WHAT YOU NEED TO DO.
Report the number of lines in the entries below that include the word "ganze", and nothing else.
— START RECORDS SHOWN —
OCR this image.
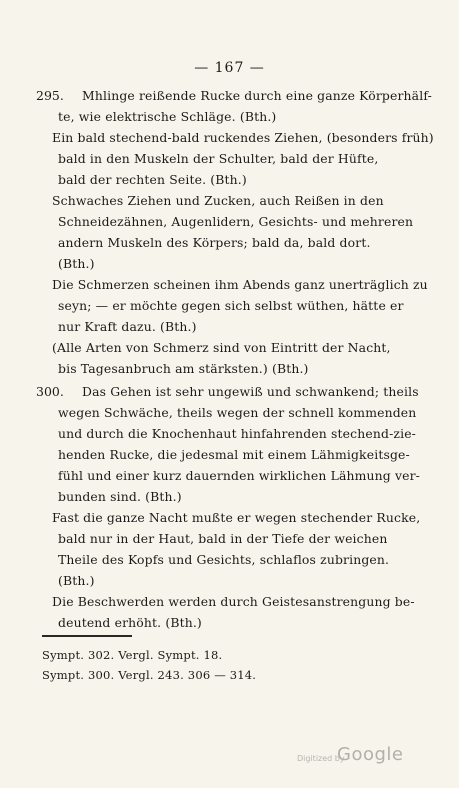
— 167 —
295.	Mhlinge reißende Rucke durch eine ganze Körperhälf-
te, wie elektrische Schläge. (Bth.)
Ein bald stechend-bald ruckendes Ziehen, (besonders früh)
bald in den Muskeln der Schulter, bald der Hüfte,
bald der rechten Seite. (Bth.)
Schwaches Ziehen und Zucken, auch Reißen in den
Schneidezähnen, Augenlidern, Gesichts- und mehreren
andern Muskeln des Körpers; bald da, bald dort.
(Bth.)
Die Schmerzen scheinen ihm Abends ganz unerträglich zu
seyn; — er möchte gegen sich selbst wüthen, hätte er
nur Kraft dazu. (Bth.)
(Alle Arten von Schmerz sind von Eintritt der Nacht,
bis Tagesanbruch am stärksten.) (Bth.)
300.	Das Gehen ist sehr ungewiß und schwankend; theils
wegen Schwäche, theils wegen der schnell kommenden
und durch die Knochenhaut hinfahrenden stechend-zie-
henden Rucke, die jedesmal mit einem Lähmigkeitsge-
fühl und einer kurz dauernden wirklichen Lähmung ver-
bunden sind. (Bth.)
Fast die ganze Nacht mußte er wegen stechender Rucke,
bald nur in der Haut, bald in der Tiefe der weichen
Theile des Kopfs und Gesichts, schlaflos zubringen.
(Bth.)
Die Beschwerden werden durch Geistesanstrengung be-
deutend erhöht. (Bth.)
Sympt. 302. Vergl. Sympt. 18.
Sympt. 300. Vergl. 243. 306 — 314.
Digitized by
Google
— END RECORDS SHOWN —
OUTPUT OF THE EXERCISE.
2